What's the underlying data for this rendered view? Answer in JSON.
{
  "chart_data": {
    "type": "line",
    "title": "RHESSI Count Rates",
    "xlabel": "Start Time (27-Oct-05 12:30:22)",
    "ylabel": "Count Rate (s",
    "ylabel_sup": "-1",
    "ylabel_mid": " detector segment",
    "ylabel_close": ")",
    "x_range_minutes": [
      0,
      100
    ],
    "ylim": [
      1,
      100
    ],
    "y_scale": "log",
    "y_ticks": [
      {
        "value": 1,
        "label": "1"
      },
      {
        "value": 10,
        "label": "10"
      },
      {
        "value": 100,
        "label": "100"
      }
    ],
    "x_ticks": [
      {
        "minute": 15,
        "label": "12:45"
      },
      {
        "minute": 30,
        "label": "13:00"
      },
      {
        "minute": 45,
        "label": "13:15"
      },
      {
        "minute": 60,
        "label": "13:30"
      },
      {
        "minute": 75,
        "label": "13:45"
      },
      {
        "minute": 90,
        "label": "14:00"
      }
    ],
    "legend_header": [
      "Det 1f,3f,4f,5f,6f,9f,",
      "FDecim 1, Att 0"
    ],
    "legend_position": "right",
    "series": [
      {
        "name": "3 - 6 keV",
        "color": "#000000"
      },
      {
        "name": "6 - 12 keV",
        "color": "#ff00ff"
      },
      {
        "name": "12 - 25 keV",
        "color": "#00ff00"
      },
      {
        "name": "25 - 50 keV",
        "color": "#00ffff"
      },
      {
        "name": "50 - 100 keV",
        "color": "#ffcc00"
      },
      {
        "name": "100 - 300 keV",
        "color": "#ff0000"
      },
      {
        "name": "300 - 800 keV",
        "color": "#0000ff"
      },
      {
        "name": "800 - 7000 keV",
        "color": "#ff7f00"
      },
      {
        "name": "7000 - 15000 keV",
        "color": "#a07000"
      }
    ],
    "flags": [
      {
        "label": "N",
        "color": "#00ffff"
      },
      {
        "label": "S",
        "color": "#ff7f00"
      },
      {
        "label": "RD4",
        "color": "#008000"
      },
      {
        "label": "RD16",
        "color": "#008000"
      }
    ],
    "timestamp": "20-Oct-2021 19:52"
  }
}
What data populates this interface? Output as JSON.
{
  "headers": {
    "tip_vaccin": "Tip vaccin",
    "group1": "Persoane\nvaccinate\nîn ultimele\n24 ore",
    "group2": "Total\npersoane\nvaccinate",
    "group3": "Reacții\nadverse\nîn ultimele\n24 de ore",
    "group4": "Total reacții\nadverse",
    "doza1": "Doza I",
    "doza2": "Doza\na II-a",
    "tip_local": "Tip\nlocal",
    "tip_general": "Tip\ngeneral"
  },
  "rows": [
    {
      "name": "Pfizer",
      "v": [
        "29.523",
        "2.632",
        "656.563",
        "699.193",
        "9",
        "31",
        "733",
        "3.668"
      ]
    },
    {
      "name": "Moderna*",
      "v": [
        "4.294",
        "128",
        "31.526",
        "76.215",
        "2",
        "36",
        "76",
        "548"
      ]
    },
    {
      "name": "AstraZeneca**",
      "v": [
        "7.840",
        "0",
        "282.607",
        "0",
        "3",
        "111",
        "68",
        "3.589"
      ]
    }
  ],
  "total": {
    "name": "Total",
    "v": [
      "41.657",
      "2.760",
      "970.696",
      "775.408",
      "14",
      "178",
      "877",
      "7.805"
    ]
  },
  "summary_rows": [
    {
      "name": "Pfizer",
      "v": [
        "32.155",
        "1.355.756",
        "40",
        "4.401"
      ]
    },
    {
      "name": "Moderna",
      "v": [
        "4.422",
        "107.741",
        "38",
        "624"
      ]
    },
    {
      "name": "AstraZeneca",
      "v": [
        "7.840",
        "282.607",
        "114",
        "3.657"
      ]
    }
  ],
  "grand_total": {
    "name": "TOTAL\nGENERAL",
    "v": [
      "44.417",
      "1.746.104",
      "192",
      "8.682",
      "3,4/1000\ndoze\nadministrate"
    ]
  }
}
+--
» **Instructions for the task**: Using the data above, output each line exactly.

» **The answer**:
What's the underlying data for this rendered view? Answer in JSON.
{
  "chart_data": {
    "type": "line",
    "title": "RHESSI Count Rates",
    "xlabel": "Start Time (27-Oct-05 12:30:22)",
    "ylabel": "Count Rate (s",
    "ylabel_sup": "-1",
    "ylabel_mid": " detector segment",
    "ylabel_close": ")",
    "x_range_minutes": [
      0,
      100
    ],
    "ylim": [
      1,
      100
    ],
    "y_scale": "log",
    "y_ticks": [
      {
        "value": 1,
        "label": "1"
      },
      {
        "value": 10,
        "label": "10"
      },
      {
        "value": 100,
        "label": "100"
      }
    ],
    "x_ticks": [
      {
        "minute": 15,
        "label": "12:45"
      },
      {
        "minute": 30,
        "label": "13:00"
      },
      {
        "minute": 45,
        "label": "13:15"
      },
      {
        "minute": 60,
        "label": "13:30"
      },
      {
        "minute": 75,
        "label": "13:45"
      },
      {
        "minute": 90,
        "label": "14:00"
      }
    ],
    "legend_header": [
      "Det 1f,3f,4f,5f,6f,9f,",
      "FDecim 1, Att 0"
    ],
    "legend_position": "right",
    "series": [
      {
        "name": "3 - 6 keV",
        "color": "#000000"
      },
      {
        "name": "6 - 12 keV",
        "color": "#ff00ff"
      },
      {
        "name": "12 - 25 keV",
        "color": "#00ff00"
      },
      {
        "name": "25 - 50 keV",
        "color": "#00ffff"
      },
      {
        "name": "50 - 100 keV",
        "color": "#ffcc00"
      },
      {
        "name": "100 - 300 keV",
        "color": "#ff0000"
      },
      {
        "name": "300 - 800 keV",
        "color": "#0000ff"
      },
      {
        "name": "800 - 7000 keV",
        "color": "#ff7f00"
      },
      {
        "name": "7000 - 15000 keV",
        "color": "#a07000"
      }
    ],
    "flags": [
      {
        "label": "N",
        "color": "#00ffff"
      },
      {
        "label": "S",
        "color": "#ff7f00"
      },
      {
        "label": "RD4",
        "color": "#008000"
      },
      {
        "label": "RD16",
        "color": "#008000"
      }
    ],
    "timestamp": "20-Oct-2021 19:52"
  }
}
What data populates this interface? Output as JSON.
{
  "headers": {
    "tip_vaccin": "Tip vaccin",
    "group1": "Persoane\nvaccinate\nîn ultimele\n24 ore",
    "group2": "Total\npersoane\nvaccinate",
    "group3": "Reacții\nadverse\nîn ultimele\n24 de ore",
    "group4": "Total reacții\nadverse",
    "doza1": "Doza I",
    "doza2": "Doza\na II-a",
    "tip_local": "Tip\nlocal",
    "tip_general": "Tip\ngeneral"
  },
  "rows": [
    {
      "name": "Pfizer",
      "v": [
        "29.523",
        "2.632",
        "656.563",
        "699.193",
        "9",
        "31",
        "733",
        "3.668"
      ]
    },
    {
      "name": "Moderna*",
      "v": [
        "4.294",
        "128",
        "31.526",
        "76.215",
        "2",
        "36",
        "76",
        "548"
      ]
    },
    {
      "name": "AstraZeneca**",
      "v": [
        "7.840",
        "0",
        "282.607",
        "0",
        "3",
        "111",
        "68",
        "3.589"
      ]
    }
  ],
  "total": {
    "name": "Total",
    "v": [
      "41.657",
      "2.760",
      "970.696",
      "775.408",
      "14",
      "178",
      "877",
      "7.805"
    ]
  },
  "summary_rows": [
    {
      "name": "Pfizer",
      "v": [
        "32.155",
        "1.355.756",
        "40",
        "4.401"
      ]
    },
    {
      "name": "Moderna",
      "v": [
        "4.422",
        "107.741",
        "38",
        "624"
      ]
    },
    {
      "name": "AstraZeneca",
      "v": [
        "7.840",
        "282.607",
        "114",
        "3.657"
      ]
    }
  ],
  "grand_total": {
    "name": "TOTAL\nGENERAL",
    "v": [
      "44.417",
      "1.746.104",
      "192",
      "8.682",
      "3,4/1000\ndoze\nadministrate"
    ]
  }
}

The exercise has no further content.